* **EXERCISE INSTRUCTIONS**: Each line of the listing that contains the word "this" is to be copied.

* **RECORDS SUPPLIED**:
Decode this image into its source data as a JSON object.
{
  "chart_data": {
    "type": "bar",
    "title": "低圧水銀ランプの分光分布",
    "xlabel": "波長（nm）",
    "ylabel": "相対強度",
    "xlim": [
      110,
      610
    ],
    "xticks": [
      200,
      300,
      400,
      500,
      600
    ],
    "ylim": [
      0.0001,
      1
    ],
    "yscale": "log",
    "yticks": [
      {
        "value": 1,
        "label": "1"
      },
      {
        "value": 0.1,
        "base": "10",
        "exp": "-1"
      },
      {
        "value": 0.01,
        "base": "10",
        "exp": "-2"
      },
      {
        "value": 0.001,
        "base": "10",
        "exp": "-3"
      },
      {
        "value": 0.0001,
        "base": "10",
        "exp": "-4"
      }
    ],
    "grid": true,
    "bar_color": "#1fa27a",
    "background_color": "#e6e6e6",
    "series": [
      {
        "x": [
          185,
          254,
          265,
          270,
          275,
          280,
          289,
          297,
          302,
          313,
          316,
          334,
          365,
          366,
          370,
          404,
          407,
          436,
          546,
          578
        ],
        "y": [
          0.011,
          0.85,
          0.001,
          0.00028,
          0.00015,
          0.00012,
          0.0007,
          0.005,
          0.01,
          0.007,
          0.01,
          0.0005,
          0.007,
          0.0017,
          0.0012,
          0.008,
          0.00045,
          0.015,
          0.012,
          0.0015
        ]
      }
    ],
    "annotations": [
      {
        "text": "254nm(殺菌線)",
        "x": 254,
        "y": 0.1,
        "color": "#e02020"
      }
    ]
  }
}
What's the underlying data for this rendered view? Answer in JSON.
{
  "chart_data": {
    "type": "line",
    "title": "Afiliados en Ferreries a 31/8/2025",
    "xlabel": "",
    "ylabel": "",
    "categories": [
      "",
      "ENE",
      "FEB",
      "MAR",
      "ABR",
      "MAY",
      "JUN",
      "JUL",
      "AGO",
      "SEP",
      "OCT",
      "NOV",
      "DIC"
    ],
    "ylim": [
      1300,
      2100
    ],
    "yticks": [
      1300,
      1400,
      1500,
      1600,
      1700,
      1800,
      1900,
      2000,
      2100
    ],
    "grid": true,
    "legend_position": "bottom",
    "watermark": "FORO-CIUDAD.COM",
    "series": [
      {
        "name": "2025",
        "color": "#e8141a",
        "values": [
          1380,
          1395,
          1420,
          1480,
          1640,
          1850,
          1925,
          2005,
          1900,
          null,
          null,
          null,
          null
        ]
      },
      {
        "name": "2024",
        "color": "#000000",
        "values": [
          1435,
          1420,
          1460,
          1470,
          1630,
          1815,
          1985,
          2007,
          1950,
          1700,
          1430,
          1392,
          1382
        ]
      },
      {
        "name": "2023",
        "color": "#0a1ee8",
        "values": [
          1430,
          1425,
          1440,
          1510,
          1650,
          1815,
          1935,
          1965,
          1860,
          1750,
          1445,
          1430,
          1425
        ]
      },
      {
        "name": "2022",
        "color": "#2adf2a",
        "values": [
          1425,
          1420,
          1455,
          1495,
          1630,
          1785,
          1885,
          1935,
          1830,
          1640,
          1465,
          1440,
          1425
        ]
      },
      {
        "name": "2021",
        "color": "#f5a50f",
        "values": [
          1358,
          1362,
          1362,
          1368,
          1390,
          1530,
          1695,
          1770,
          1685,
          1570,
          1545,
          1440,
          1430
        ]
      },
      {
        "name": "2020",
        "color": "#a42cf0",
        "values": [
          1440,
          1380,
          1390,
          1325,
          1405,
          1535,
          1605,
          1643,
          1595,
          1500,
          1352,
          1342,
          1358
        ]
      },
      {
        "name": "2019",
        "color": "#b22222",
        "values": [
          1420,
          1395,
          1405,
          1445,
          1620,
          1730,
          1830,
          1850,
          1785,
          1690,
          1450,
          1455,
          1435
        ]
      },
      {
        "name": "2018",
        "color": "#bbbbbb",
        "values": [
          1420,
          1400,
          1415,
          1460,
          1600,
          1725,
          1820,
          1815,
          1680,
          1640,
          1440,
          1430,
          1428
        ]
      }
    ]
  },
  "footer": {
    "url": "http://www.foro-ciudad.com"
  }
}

...

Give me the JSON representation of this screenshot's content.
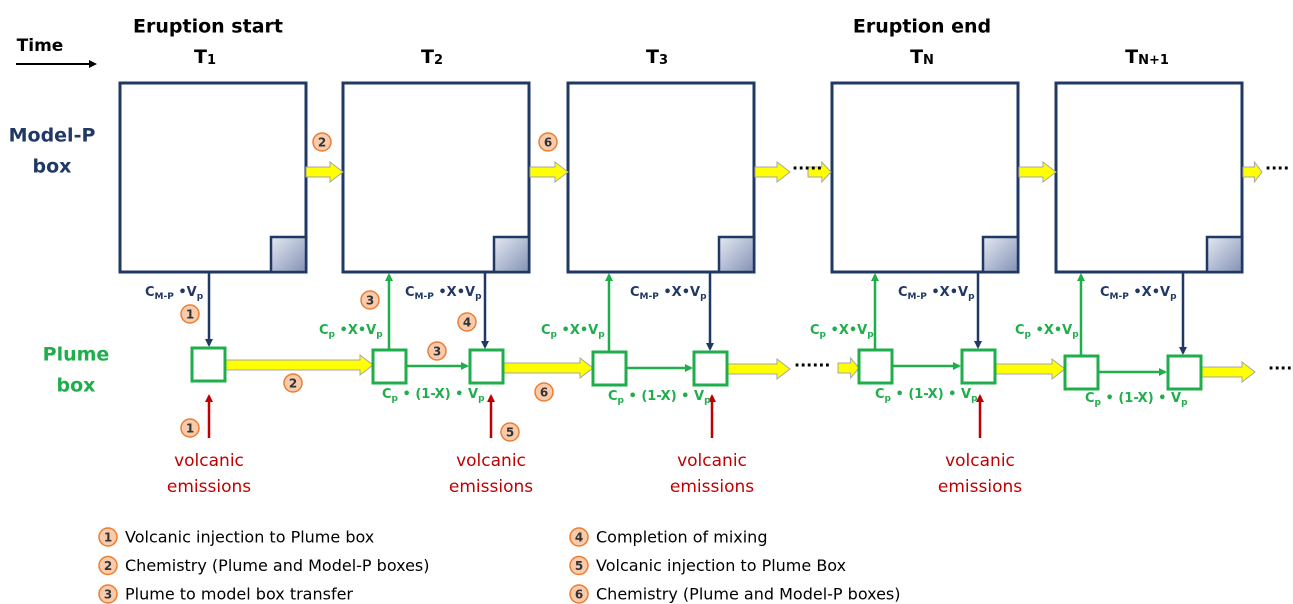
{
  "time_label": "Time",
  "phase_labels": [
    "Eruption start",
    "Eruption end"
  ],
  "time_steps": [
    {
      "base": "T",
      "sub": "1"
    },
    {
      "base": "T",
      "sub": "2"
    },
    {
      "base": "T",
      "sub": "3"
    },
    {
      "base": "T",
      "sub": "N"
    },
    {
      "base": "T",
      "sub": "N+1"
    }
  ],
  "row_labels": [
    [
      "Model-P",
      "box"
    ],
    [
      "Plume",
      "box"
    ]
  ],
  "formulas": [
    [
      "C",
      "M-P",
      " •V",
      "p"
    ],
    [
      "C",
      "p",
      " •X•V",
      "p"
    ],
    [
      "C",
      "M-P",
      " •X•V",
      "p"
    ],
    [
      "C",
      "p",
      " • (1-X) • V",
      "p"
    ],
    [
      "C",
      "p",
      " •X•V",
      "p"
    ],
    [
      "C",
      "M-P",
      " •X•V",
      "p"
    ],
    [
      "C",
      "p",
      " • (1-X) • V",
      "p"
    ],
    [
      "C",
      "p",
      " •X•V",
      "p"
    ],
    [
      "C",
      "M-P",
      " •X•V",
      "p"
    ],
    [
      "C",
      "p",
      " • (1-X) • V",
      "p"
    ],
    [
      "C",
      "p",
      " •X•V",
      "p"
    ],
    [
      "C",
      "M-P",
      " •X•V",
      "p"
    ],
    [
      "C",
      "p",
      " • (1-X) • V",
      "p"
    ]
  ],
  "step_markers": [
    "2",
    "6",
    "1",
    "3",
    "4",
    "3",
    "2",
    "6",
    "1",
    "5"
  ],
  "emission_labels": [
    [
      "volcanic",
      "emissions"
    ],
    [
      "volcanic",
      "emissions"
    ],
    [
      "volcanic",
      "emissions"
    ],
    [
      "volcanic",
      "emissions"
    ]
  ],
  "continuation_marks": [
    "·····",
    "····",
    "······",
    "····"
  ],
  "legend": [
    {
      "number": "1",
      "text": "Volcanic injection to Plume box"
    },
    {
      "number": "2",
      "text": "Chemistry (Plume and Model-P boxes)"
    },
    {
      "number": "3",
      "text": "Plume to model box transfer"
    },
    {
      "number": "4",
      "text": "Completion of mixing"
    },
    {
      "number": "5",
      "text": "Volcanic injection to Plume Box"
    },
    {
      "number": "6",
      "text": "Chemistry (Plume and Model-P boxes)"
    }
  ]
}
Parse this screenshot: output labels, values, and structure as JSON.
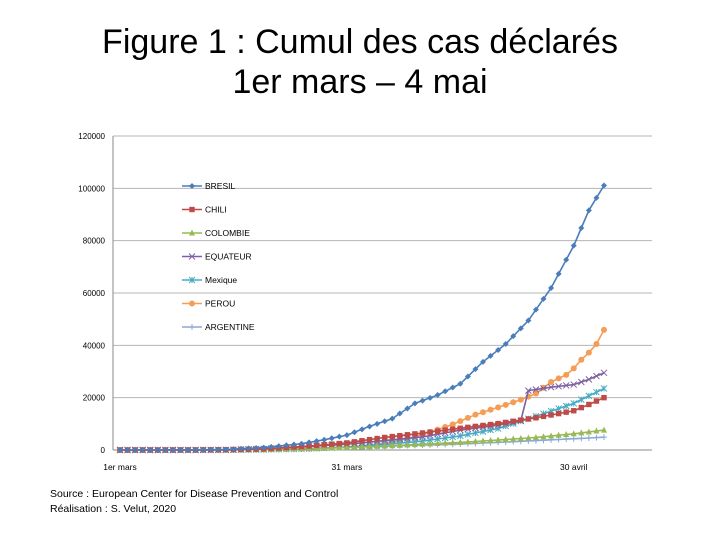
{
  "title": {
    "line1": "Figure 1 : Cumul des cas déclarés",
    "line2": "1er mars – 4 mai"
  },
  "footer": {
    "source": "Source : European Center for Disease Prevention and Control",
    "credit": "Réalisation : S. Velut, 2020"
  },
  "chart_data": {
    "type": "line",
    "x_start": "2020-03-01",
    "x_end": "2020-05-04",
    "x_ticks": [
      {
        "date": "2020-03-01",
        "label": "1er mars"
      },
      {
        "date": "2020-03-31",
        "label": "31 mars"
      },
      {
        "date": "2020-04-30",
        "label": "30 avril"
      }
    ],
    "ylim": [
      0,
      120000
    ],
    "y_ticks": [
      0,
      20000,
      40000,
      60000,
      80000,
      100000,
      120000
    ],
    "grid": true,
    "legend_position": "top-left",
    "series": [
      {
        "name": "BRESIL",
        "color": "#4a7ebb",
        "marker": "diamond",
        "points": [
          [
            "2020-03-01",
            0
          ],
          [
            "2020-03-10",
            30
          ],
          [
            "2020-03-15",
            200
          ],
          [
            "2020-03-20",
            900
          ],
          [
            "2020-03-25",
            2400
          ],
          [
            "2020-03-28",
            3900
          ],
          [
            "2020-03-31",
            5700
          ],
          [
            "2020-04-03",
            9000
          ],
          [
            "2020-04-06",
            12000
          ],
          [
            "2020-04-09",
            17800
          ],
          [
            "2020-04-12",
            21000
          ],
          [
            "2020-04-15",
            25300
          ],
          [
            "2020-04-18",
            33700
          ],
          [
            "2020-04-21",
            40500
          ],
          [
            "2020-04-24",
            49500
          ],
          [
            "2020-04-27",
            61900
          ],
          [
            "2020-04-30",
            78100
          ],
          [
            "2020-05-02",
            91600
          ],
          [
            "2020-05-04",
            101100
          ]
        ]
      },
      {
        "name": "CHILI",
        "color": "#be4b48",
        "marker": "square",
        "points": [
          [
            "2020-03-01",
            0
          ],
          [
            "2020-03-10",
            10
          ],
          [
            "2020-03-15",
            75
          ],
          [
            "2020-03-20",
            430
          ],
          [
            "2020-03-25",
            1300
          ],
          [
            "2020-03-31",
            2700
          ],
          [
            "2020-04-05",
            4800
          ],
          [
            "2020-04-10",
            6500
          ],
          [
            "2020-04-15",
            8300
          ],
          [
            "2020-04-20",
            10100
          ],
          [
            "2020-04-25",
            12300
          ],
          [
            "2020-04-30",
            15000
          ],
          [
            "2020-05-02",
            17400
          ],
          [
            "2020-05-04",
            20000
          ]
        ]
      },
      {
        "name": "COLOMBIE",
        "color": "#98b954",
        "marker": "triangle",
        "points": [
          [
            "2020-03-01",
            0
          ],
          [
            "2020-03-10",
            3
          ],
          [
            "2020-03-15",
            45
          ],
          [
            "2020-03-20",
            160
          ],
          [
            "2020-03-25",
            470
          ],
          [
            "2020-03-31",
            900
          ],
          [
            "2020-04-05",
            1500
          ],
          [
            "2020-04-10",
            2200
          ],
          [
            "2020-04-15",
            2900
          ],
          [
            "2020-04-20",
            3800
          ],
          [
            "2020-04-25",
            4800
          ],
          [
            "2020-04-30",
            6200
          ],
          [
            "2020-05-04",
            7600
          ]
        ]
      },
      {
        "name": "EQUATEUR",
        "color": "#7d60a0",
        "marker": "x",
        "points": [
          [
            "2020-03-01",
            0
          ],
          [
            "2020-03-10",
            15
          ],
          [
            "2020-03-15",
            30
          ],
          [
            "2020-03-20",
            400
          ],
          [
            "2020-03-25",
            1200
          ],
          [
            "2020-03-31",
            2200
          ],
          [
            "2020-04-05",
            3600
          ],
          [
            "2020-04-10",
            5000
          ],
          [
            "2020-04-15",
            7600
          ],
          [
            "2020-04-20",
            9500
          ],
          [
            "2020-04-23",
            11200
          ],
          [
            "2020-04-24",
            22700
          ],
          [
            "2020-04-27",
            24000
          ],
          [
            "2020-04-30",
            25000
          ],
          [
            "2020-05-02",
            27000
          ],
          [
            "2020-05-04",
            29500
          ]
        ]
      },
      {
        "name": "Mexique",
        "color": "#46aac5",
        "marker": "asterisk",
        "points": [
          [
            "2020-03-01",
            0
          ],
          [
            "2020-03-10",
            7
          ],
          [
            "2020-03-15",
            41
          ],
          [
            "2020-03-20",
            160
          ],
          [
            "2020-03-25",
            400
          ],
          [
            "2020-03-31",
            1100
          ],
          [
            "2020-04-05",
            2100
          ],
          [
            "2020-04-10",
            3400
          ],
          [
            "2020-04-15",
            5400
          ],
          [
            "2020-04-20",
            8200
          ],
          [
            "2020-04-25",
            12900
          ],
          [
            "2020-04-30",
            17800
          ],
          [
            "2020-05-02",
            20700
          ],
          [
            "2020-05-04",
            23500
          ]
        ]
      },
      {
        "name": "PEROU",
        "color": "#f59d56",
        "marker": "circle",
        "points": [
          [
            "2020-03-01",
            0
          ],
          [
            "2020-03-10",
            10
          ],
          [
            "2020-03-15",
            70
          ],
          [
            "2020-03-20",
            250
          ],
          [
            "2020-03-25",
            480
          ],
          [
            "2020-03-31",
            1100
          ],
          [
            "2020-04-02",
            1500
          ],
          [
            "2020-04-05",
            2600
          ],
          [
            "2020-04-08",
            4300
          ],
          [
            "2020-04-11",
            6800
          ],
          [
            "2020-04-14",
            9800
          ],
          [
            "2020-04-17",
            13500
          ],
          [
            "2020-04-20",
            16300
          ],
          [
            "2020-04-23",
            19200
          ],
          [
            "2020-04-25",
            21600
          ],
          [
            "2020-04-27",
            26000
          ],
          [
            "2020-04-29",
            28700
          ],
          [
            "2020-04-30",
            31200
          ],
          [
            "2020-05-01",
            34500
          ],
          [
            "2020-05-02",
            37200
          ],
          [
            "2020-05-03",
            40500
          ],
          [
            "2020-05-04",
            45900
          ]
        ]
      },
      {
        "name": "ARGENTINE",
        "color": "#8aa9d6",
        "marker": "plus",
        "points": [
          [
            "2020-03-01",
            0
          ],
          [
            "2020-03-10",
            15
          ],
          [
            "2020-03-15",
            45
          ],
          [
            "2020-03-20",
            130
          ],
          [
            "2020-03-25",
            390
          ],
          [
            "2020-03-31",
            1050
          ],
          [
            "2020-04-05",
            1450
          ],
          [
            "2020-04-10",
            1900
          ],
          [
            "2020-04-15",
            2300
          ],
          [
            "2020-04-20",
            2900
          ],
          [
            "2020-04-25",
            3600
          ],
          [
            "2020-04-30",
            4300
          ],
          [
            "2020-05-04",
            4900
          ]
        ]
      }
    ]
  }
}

* **TASK OUTPUT**:
Decode this image into its source data as a JSON object.
What's the underlying data for this rendered view? Answer in JSON.
Give me the JSON representation of this screenshot's content.
Parse this screenshot: output labels, values, and structure as JSON.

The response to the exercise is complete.